[[ Selected extract, beginning ]]
On Aardvark Research

We have a pretty simple definition of research here at the zoo:

Identifying difficult user problems and turning them into solvable engineering problems.

There are three different kinds of research we do under that general charter…

1. “User Experience” — This is our qualitative user research work.

We constantly monitor the user experience for unintended funkiness, and also for opportunities where we could make it easier for users to experience full-fledged Aardvark awesomeness.

Then we go out and interview lots of existing users, and potential new users, to see exactly what they think.  We also recruit users (and not-yet-users) to participate in “dry runs” of our new ideas, to see if they’re worth building.

The knowledge we gain here is what drives our feature design process.

2. “Analytics” — This is our quantitative user research work. 

Whenever we hear ourselves saying “I wonder if our users like X” or “I wish we knew how to improve Y” or “How can we stop unpleasant experience Z from happening?”, we put that story on our analytics queue. 

It’s a chance to run the numbers, look at a heatmap, try to find some correlations, and diagnose exactly what’s going on.

When we’ve got a clue (or even something that looks like a clue) about the phenomenon, it’s on to designing solutions.
[[ Selected extract, end ]]
[[ Dataset records, beginning ]]
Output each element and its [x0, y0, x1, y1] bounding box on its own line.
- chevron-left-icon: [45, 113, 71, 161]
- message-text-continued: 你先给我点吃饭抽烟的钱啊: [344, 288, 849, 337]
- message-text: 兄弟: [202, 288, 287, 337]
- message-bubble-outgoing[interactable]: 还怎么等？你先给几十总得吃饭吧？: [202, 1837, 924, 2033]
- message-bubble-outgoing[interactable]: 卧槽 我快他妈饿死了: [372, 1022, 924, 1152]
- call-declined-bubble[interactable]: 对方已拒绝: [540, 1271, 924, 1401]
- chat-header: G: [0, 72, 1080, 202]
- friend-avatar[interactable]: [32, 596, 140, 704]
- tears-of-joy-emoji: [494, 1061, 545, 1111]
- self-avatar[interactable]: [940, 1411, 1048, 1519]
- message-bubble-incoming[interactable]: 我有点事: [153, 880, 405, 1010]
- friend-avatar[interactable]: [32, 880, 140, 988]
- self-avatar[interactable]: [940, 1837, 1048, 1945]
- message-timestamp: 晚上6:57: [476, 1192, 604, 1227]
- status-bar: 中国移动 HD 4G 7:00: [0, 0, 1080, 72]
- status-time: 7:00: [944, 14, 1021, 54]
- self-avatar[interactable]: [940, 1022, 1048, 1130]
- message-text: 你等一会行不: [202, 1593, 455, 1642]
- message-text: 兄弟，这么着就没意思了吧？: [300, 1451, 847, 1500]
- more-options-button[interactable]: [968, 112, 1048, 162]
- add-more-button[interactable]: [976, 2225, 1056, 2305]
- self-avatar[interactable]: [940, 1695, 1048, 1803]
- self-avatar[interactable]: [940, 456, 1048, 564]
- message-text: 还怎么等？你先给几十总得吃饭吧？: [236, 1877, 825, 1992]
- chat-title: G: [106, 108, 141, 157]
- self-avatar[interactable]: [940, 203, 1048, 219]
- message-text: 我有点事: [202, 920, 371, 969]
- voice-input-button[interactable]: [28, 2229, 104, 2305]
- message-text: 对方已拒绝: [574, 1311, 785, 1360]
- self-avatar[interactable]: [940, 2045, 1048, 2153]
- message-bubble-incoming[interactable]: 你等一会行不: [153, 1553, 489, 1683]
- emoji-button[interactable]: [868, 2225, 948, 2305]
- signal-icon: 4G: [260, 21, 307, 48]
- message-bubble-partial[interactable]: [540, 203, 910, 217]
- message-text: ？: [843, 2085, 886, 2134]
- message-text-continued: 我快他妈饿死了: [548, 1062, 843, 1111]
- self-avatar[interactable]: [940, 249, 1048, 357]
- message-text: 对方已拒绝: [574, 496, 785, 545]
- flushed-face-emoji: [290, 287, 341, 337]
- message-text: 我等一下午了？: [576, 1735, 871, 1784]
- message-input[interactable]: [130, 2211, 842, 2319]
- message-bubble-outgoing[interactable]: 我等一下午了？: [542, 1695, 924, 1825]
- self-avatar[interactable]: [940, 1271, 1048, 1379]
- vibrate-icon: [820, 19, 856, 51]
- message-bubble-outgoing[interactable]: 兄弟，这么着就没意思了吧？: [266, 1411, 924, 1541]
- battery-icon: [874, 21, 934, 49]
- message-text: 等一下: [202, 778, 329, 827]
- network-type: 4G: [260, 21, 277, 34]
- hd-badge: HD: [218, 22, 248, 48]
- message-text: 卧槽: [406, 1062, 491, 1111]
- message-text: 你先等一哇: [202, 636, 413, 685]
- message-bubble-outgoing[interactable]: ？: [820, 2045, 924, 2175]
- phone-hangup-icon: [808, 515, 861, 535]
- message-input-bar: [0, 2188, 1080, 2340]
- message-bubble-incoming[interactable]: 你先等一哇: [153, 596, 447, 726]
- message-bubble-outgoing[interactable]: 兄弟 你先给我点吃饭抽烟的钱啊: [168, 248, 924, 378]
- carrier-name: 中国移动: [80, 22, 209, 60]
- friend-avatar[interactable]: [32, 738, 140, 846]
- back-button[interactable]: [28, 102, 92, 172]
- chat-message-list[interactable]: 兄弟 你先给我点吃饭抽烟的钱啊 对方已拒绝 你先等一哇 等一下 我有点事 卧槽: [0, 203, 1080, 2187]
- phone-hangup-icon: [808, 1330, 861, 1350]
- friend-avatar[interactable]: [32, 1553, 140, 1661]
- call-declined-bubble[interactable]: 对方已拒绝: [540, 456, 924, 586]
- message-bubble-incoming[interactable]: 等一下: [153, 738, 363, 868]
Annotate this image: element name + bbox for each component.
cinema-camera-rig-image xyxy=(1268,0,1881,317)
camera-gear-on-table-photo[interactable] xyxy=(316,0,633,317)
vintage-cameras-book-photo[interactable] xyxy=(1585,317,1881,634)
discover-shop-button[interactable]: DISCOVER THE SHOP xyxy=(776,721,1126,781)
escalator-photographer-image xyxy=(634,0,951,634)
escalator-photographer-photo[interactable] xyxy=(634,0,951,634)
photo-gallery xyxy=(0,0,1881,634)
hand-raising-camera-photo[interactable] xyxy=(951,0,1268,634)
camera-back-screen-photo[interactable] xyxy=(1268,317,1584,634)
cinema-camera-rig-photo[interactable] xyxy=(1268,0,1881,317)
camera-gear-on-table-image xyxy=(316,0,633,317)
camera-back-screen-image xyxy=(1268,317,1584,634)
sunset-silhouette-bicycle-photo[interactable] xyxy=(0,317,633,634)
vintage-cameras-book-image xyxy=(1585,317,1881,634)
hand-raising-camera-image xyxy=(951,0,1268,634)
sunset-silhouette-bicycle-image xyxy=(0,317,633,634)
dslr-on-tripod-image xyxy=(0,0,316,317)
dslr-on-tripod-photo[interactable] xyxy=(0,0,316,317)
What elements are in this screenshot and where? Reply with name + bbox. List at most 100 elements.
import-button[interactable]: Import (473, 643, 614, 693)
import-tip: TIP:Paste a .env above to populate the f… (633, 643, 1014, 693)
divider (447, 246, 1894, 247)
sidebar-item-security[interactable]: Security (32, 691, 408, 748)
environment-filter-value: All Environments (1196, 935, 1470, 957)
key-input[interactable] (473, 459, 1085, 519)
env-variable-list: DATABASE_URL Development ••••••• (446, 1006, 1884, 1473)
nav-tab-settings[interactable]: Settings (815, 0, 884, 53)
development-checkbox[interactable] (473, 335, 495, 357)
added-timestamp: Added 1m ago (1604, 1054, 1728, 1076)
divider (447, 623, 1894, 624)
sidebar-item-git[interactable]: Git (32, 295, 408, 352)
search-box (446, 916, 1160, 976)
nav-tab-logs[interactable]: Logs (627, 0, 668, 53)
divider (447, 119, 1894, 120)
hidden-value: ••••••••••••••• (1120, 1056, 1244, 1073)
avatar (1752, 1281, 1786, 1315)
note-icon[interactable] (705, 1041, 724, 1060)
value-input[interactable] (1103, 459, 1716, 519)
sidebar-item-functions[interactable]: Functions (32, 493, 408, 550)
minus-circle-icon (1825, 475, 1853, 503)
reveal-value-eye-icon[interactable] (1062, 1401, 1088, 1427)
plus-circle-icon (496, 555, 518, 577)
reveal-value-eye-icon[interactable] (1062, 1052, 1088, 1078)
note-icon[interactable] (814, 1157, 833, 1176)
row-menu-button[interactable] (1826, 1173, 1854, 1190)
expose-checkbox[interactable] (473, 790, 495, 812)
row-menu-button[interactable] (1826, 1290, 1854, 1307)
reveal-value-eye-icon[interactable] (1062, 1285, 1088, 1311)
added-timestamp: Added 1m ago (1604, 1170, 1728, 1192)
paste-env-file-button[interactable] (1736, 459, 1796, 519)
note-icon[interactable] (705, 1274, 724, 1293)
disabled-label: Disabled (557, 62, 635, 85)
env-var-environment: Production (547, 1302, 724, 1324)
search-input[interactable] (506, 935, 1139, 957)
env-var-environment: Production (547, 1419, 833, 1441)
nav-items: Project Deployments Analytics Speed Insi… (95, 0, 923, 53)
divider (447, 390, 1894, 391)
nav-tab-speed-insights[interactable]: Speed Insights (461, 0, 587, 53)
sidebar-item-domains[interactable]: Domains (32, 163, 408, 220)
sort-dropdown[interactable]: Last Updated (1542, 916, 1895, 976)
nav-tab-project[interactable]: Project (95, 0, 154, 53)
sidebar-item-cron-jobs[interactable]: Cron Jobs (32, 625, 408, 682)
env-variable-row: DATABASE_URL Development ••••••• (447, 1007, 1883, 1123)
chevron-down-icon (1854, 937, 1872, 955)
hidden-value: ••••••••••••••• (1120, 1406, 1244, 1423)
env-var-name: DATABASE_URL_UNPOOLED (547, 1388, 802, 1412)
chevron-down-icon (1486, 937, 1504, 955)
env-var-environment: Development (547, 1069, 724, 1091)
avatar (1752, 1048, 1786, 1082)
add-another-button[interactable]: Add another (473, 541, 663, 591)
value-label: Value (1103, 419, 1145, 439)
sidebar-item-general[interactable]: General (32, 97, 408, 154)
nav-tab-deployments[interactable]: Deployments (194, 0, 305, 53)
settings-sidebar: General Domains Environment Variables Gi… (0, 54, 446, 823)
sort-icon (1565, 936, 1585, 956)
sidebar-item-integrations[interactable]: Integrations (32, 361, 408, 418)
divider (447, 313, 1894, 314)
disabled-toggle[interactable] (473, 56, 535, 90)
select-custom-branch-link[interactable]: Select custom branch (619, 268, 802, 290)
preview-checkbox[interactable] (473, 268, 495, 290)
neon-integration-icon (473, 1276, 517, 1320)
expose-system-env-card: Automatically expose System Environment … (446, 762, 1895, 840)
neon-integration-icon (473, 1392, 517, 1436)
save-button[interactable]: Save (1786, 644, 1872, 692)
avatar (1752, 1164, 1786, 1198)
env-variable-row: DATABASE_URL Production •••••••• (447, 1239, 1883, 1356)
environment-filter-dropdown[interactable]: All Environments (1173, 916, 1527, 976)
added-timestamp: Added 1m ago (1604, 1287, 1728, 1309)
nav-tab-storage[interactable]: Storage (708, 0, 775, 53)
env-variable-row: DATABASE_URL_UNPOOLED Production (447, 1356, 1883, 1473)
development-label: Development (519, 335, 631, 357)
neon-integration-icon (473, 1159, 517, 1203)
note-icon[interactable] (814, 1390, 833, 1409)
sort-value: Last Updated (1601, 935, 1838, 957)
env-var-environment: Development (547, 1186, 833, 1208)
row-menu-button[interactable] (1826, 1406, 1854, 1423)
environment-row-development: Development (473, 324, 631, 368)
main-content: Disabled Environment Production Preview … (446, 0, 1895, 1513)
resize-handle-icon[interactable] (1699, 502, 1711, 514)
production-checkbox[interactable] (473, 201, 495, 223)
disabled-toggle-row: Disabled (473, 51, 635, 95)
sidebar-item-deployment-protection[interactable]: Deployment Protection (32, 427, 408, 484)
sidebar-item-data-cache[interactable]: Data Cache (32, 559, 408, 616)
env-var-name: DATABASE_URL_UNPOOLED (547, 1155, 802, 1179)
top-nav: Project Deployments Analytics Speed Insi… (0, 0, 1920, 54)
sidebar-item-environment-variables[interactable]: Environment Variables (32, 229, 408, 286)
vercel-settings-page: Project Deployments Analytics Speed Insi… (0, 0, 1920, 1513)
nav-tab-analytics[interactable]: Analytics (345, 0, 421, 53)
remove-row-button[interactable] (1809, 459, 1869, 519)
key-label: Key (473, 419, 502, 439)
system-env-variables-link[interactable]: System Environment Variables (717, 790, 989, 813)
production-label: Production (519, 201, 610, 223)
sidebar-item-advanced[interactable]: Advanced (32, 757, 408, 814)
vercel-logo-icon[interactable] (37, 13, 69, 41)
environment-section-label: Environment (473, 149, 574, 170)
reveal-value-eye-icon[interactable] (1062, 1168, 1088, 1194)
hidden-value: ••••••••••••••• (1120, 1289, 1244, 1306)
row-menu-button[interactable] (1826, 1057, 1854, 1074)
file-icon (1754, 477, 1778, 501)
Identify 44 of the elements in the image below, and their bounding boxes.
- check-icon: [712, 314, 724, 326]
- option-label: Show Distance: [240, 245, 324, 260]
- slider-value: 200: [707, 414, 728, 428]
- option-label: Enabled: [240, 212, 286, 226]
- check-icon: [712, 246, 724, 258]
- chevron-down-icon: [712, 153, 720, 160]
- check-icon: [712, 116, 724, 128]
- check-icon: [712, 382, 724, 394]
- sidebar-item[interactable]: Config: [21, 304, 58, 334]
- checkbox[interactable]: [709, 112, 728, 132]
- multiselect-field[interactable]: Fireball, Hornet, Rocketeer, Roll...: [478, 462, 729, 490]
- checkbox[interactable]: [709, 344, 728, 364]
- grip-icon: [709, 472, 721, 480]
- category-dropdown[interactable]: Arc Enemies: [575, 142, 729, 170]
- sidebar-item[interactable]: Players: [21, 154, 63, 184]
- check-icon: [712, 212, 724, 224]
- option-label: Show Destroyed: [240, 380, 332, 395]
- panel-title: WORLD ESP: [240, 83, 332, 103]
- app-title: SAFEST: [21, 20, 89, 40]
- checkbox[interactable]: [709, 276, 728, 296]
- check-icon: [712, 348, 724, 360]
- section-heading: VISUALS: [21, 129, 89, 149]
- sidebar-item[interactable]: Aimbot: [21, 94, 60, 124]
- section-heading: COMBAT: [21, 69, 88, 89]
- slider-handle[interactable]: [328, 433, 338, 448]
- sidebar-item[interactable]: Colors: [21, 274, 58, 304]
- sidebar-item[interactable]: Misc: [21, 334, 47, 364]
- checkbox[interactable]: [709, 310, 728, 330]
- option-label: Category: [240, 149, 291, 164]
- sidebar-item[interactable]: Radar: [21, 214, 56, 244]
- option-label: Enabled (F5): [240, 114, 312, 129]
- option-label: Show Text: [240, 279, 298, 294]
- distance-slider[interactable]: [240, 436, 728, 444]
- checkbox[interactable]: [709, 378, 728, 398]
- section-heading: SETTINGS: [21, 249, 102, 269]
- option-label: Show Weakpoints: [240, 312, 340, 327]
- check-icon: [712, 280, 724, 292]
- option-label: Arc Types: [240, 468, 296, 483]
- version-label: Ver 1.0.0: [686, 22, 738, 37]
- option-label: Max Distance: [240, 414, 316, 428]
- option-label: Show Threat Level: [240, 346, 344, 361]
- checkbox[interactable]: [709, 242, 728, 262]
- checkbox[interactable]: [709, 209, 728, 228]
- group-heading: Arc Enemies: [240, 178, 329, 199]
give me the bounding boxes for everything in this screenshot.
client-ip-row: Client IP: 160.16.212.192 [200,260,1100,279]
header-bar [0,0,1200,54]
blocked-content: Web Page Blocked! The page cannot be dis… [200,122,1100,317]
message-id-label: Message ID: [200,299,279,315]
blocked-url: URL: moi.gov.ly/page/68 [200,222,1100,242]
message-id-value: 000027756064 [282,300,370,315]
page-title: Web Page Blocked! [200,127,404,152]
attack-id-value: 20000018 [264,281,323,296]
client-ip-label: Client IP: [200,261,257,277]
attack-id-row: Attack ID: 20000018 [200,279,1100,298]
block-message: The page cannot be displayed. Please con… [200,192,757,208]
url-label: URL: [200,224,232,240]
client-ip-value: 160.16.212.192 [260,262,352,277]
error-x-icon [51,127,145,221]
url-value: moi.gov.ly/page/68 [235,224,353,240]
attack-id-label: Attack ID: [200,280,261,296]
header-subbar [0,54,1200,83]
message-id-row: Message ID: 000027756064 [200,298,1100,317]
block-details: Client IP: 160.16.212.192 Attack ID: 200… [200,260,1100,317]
[[ Dataset records, end ]]
## Task requirements
1. Answer these questions from the Aardvark research piece:
(a) How does the piece define research at the zoo?
(b) What drives the feature design process?
(c) What kind of user research is the "Analytics" work?
2. Repeat the part of the Aardvark research piece that begins at the words "Then we go out" and stops after "they’re worth building.".
The entries have nothing to do with the Aardvark research piece.

## Completed exercise
1.
(a) Identifying difficult user problems and turning them into solvable engineering problems.
(b) The knowledge gained from the "User Experience" research.
(c) Quantitative user research.

2.
Then we go out and interview lots of existing users, and potential new users, to see exactly what they think.  We also recruit users (and not-yet-users) to participate in “dry runs” of our new ideas, to see if they’re worth building.